• Aim of the task: Exactly reproduce each entry, leaving out nothing.

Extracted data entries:
--*--
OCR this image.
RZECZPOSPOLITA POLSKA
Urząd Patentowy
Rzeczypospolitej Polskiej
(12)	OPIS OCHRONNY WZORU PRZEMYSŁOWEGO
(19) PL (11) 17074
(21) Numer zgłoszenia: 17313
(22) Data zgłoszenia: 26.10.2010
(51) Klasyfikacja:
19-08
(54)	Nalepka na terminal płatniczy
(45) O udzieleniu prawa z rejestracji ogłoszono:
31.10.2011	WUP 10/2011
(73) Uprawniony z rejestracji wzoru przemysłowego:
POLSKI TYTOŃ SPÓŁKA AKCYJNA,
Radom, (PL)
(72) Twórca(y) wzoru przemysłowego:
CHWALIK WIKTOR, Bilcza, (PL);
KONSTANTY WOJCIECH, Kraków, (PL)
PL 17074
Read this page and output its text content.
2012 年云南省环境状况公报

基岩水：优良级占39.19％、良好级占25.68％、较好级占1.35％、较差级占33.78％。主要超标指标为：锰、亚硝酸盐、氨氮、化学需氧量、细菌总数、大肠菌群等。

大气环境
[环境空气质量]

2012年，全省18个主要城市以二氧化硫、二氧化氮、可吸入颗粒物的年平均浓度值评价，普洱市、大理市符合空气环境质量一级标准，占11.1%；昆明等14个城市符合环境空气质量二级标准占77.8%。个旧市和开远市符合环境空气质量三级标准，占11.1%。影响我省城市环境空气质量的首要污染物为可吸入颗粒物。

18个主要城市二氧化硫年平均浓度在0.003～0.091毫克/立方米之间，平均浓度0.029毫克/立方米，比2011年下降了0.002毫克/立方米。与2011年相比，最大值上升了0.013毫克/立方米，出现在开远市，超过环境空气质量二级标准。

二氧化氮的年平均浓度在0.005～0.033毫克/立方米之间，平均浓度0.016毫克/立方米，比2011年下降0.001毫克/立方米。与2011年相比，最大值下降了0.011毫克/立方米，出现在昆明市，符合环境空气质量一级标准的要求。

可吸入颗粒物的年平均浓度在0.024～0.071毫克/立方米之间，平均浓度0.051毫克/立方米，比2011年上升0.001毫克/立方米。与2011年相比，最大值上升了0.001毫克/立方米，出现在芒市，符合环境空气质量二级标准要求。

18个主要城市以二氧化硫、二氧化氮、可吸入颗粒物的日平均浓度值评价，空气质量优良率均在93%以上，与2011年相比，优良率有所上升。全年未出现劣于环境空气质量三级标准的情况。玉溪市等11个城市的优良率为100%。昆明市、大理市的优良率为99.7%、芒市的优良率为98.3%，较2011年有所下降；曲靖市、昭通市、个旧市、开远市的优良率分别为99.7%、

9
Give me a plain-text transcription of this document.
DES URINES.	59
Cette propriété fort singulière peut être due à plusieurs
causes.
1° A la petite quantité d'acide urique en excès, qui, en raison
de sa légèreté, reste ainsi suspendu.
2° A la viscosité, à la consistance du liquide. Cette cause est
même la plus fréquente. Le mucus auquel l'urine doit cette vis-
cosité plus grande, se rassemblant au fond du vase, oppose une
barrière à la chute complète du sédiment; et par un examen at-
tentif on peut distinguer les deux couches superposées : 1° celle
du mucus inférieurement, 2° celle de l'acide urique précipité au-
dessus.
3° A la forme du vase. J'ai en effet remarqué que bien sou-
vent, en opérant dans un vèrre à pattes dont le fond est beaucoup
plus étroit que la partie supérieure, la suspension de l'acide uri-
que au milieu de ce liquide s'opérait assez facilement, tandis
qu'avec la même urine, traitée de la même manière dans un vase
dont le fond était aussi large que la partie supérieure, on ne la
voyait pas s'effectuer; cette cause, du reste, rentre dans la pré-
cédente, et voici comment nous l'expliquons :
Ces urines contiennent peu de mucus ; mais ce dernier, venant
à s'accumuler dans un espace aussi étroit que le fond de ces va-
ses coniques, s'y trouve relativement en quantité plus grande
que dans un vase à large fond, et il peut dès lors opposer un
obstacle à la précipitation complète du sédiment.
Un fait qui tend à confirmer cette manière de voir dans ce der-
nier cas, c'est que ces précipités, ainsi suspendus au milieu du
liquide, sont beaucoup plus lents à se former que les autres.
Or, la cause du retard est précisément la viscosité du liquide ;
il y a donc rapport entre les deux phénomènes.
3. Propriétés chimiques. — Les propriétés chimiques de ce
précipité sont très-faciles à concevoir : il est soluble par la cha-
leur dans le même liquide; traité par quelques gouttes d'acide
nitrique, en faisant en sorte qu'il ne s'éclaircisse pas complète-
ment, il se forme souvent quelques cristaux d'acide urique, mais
--*--
• Response to this task:
OCR this image.
RZECZPOSPOLITA POLSKA
Urząd Patentowy
Rzeczypospolitej Polskiej
(12)	OPIS OCHRONNY WZORU PRZEMYSŁOWEGO
(19) PL (11) 17074
(21) Numer zgłoszenia: 17313
(22) Data zgłoszenia: 26.10.2010
(51) Klasyfikacja:
19-08
(54)	Nalepka na terminal płatniczy
(45) O udzieleniu prawa z rejestracji ogłoszono:
31.10.2011	WUP 10/2011
(73) Uprawniony z rejestracji wzoru przemysłowego:
POLSKI TYTOŃ SPÓŁKA AKCYJNA,
Radom, (PL)
(72) Twórca(y) wzoru przemysłowego:
CHWALIK WIKTOR, Bilcza, (PL);
KONSTANTY WOJCIECH, Kraków, (PL)
PL 17074
Read this page and output its text content.
2012 年云南省环境状况公报

基岩水：优良级占39.19％、良好级占25.68％、较好级占1.35％、较差级占33.78％。主要超标指标为：锰、亚硝酸盐、氨氮、化学需氧量、细菌总数、大肠菌群等。

大气环境
[环境空气质量]

2012年，全省18个主要城市以二氧化硫、二氧化氮、可吸入颗粒物的年平均浓度值评价，普洱市、大理市符合空气环境质量一级标准，占11.1%；昆明等14个城市符合环境空气质量二级标准占77.8%。个旧市和开远市符合环境空气质量三级标准，占11.1%。影响我省城市环境空气质量的首要污染物为可吸入颗粒物。

18个主要城市二氧化硫年平均浓度在0.003～0.091毫克/立方米之间，平均浓度0.029毫克/立方米，比2011年下降了0.002毫克/立方米。与2011年相比，最大值上升了0.013毫克/立方米，出现在开远市，超过环境空气质量二级标准。

二氧化氮的年平均浓度在0.005～0.033毫克/立方米之间，平均浓度0.016毫克/立方米，比2011年下降0.001毫克/立方米。与2011年相比，最大值下降了0.011毫克/立方米，出现在昆明市，符合环境空气质量一级标准的要求。

可吸入颗粒物的年平均浓度在0.024～0.071毫克/立方米之间，平均浓度0.051毫克/立方米，比2011年上升0.001毫克/立方米。与2011年相比，最大值上升了0.001毫克/立方米，出现在芒市，符合环境空气质量二级标准要求。

18个主要城市以二氧化硫、二氧化氮、可吸入颗粒物的日平均浓度值评价，空气质量优良率均在93%以上，与2011年相比，优良率有所上升。全年未出现劣于环境空气质量三级标准的情况。玉溪市等11个城市的优良率为100%。昆明市、大理市的优良率为99.7%、芒市的优良率为98.3%，较2011年有所下降；曲靖市、昭通市、个旧市、开远市的优良率分别为99.7%、

9
Give me a plain-text transcription of this document.
DES URINES.	59
Cette propriété fort singulière peut être due à plusieurs
causes.
1° A la petite quantité d'acide urique en excès, qui, en raison
de sa légèreté, reste ainsi suspendu.
2° A la viscosité, à la consistance du liquide. Cette cause est
même la plus fréquente. Le mucus auquel l'urine doit cette vis-
cosité plus grande, se rassemblant au fond du vase, oppose une
barrière à la chute complète du sédiment; et par un examen at-
tentif on peut distinguer les deux couches superposées : 1° celle
du mucus inférieurement, 2° celle de l'acide urique précipité au-
dessus.
3° A la forme du vase. J'ai en effet remarqué que bien sou-
vent, en opérant dans un vèrre à pattes dont le fond est beaucoup
plus étroit que la partie supérieure, la suspension de l'acide uri-
que au milieu de ce liquide s'opérait assez facilement, tandis
qu'avec la même urine, traitée de la même manière dans un vase
dont le fond était aussi large que la partie supérieure, on ne la
voyait pas s'effectuer; cette cause, du reste, rentre dans la pré-
cédente, et voici comment nous l'expliquons :
Ces urines contiennent peu de mucus ; mais ce dernier, venant
à s'accumuler dans un espace aussi étroit que le fond de ces va-
ses coniques, s'y trouve relativement en quantité plus grande
que dans un vase à large fond, et il peut dès lors opposer un
obstacle à la précipitation complète du sédiment.
Un fait qui tend à confirmer cette manière de voir dans ce der-
nier cas, c'est que ces précipités, ainsi suspendus au milieu du
liquide, sont beaucoup plus lents à se former que les autres.
Or, la cause du retard est précisément la viscosité du liquide ;
il y a donc rapport entre les deux phénomènes.
3. Propriétés chimiques. — Les propriétés chimiques de ce
précipité sont très-faciles à concevoir : il est soluble par la cha-
leur dans le même liquide; traité par quelques gouttes d'acide
nitrique, en faisant en sorte qu'il ne s'éclaircisse pas complète-
ment, il se forme souvent quelques cristaux d'acide urique, mais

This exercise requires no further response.